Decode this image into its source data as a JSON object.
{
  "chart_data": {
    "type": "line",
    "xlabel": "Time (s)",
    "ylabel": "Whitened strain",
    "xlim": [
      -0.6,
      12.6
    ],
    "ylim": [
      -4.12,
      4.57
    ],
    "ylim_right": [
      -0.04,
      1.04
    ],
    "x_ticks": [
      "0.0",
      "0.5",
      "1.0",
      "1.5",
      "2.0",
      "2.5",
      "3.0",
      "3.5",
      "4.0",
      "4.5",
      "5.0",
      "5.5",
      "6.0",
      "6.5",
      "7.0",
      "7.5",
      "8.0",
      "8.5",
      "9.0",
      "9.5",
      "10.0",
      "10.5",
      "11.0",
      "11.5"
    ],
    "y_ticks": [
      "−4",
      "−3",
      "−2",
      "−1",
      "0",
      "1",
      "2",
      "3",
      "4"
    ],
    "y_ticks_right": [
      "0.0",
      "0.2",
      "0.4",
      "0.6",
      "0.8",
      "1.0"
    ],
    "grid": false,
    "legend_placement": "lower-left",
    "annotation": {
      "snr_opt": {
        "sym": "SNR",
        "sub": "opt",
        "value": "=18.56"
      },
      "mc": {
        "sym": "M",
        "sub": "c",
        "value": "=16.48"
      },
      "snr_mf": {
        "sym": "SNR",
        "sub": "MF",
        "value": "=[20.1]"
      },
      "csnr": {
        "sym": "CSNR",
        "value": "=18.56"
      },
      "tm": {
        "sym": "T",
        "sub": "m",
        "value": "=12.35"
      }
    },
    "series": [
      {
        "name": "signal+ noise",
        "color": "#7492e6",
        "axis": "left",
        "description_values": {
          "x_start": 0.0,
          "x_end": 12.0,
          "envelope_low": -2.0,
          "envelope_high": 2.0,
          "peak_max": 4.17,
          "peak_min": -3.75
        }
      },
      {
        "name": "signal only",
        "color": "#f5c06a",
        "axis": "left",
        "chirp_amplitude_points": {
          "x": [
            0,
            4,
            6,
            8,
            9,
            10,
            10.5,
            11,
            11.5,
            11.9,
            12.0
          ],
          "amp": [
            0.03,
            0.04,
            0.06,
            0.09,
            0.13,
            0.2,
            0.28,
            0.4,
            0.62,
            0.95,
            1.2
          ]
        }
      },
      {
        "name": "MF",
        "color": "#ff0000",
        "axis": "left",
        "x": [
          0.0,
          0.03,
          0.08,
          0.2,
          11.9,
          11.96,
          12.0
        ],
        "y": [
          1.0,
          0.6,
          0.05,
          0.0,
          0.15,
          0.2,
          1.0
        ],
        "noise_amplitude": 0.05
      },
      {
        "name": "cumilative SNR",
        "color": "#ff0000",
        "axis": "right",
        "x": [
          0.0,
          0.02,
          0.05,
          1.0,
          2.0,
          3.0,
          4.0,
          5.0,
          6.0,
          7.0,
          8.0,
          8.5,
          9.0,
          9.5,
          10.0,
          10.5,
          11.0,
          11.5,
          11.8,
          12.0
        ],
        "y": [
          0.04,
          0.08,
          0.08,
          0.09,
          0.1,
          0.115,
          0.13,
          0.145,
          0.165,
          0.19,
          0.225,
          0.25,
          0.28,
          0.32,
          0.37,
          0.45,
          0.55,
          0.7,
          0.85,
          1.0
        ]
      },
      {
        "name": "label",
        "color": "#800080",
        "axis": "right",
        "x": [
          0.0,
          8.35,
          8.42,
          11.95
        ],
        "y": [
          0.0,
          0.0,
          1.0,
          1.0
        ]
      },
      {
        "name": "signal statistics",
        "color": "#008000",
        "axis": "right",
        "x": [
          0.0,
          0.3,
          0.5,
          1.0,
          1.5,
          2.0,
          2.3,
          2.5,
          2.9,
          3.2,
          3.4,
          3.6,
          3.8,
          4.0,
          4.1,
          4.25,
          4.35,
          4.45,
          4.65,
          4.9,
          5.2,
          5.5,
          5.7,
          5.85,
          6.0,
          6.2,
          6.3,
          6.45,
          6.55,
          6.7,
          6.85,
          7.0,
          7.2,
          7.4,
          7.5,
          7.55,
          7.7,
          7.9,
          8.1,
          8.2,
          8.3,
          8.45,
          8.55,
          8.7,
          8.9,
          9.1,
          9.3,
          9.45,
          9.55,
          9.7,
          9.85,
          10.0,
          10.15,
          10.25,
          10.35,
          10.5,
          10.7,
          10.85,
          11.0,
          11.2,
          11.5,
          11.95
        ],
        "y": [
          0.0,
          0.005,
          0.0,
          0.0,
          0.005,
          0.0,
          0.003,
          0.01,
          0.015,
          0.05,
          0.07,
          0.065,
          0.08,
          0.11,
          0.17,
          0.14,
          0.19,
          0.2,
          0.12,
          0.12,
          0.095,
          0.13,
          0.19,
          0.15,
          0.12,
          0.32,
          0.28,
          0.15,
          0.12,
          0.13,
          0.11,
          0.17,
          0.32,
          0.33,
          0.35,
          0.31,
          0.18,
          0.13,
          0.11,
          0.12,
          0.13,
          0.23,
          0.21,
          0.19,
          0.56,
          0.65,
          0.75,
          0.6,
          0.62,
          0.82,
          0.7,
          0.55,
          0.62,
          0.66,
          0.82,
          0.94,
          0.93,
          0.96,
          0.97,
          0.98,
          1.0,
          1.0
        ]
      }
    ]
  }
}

__Do this__
Could you reproduce every record above exactly as it appears?

__Completed exercise__
Decode this image into its source data as a JSON object.
{
  "chart_data": {
    "type": "line",
    "xlabel": "Time (s)",
    "ylabel": "Whitened strain",
    "xlim": [
      -0.6,
      12.6
    ],
    "ylim": [
      -4.12,
      4.57
    ],
    "ylim_right": [
      -0.04,
      1.04
    ],
    "x_ticks": [
      "0.0",
      "0.5",
      "1.0",
      "1.5",
      "2.0",
      "2.5",
      "3.0",
      "3.5",
      "4.0",
      "4.5",
      "5.0",
      "5.5",
      "6.0",
      "6.5",
      "7.0",
      "7.5",
      "8.0",
      "8.5",
      "9.0",
      "9.5",
      "10.0",
      "10.5",
      "11.0",
      "11.5"
    ],
    "y_ticks": [
      "−4",
      "−3",
      "−2",
      "−1",
      "0",
      "1",
      "2",
      "3",
      "4"
    ],
    "y_ticks_right": [
      "0.0",
      "0.2",
      "0.4",
      "0.6",
      "0.8",
      "1.0"
    ],
    "grid": false,
    "legend_placement": "lower-left",
    "annotation": {
      "snr_opt": {
        "sym": "SNR",
        "sub": "opt",
        "value": "=18.56"
      },
      "mc": {
        "sym": "M",
        "sub": "c",
        "value": "=16.48"
      },
      "snr_mf": {
        "sym": "SNR",
        "sub": "MF",
        "value": "=[20.1]"
      },
      "csnr": {
        "sym": "CSNR",
        "value": "=18.56"
      },
      "tm": {
        "sym": "T",
        "sub": "m",
        "value": "=12.35"
      }
    },
    "series": [
      {
        "name": "signal+ noise",
        "color": "#7492e6",
        "axis": "left",
        "description_values": {
          "x_start": 0.0,
          "x_end": 12.0,
          "envelope_low": -2.0,
          "envelope_high": 2.0,
          "peak_max": 4.17,
          "peak_min": -3.75
        }
      },
      {
        "name": "signal only",
        "color": "#f5c06a",
        "axis": "left",
        "chirp_amplitude_points": {
          "x": [
            0,
            4,
            6,
            8,
            9,
            10,
            10.5,
            11,
            11.5,
            11.9,
            12.0
          ],
          "amp": [
            0.03,
            0.04,
            0.06,
            0.09,
            0.13,
            0.2,
            0.28,
            0.4,
            0.62,
            0.95,
            1.2
          ]
        }
      },
      {
        "name": "MF",
        "color": "#ff0000",
        "axis": "left",
        "x": [
          0.0,
          0.03,
          0.08,
          0.2,
          11.9,
          11.96,
          12.0
        ],
        "y": [
          1.0,
          0.6,
          0.05,
          0.0,
          0.15,
          0.2,
          1.0
        ],
        "noise_amplitude": 0.05
      },
      {
        "name": "cumilative SNR",
        "color": "#ff0000",
        "axis": "right",
        "x": [
          0.0,
          0.02,
          0.05,
          1.0,
          2.0,
          3.0,
          4.0,
          5.0,
          6.0,
          7.0,
          8.0,
          8.5,
          9.0,
          9.5,
          10.0,
          10.5,
          11.0,
          11.5,
          11.8,
          12.0
        ],
        "y": [
          0.04,
          0.08,
          0.08,
          0.09,
          0.1,
          0.115,
          0.13,
          0.145,
          0.165,
          0.19,
          0.225,
          0.25,
          0.28,
          0.32,
          0.37,
          0.45,
          0.55,
          0.7,
          0.85,
          1.0
        ]
      },
      {
        "name": "label",
        "color": "#800080",
        "axis": "right",
        "x": [
          0.0,
          8.35,
          8.42,
          11.95
        ],
        "y": [
          0.0,
          0.0,
          1.0,
          1.0
        ]
      },
      {
        "name": "signal statistics",
        "color": "#008000",
        "axis": "right",
        "x": [
          0.0,
          0.3,
          0.5,
          1.0,
          1.5,
          2.0,
          2.3,
          2.5,
          2.9,
          3.2,
          3.4,
          3.6,
          3.8,
          4.0,
          4.1,
          4.25,
          4.35,
          4.45,
          4.65,
          4.9,
          5.2,
          5.5,
          5.7,
          5.85,
          6.0,
          6.2,
          6.3,
          6.45,
          6.55,
          6.7,
          6.85,
          7.0,
          7.2,
          7.4,
          7.5,
          7.55,
          7.7,
          7.9,
          8.1,
          8.2,
          8.3,
          8.45,
          8.55,
          8.7,
          8.9,
          9.1,
          9.3,
          9.45,
          9.55,
          9.7,
          9.85,
          10.0,
          10.15,
          10.25,
          10.35,
          10.5,
          10.7,
          10.85,
          11.0,
          11.2,
          11.5,
          11.95
        ],
        "y": [
          0.0,
          0.005,
          0.0,
          0.0,
          0.005,
          0.0,
          0.003,
          0.01,
          0.015,
          0.05,
          0.07,
          0.065,
          0.08,
          0.11,
          0.17,
          0.14,
          0.19,
          0.2,
          0.12,
          0.12,
          0.095,
          0.13,
          0.19,
          0.15,
          0.12,
          0.32,
          0.28,
          0.15,
          0.12,
          0.13,
          0.11,
          0.17,
          0.32,
          0.33,
          0.35,
          0.31,
          0.18,
          0.13,
          0.11,
          0.12,
          0.13,
          0.23,
          0.21,
          0.19,
          0.56,
          0.65,
          0.75,
          0.6,
          0.62,
          0.82,
          0.7,
          0.55,
          0.62,
          0.66,
          0.82,
          0.94,
          0.93,
          0.96,
          0.97,
          0.98,
          1.0,
          1.0
        ]
      }
    ]
  }
}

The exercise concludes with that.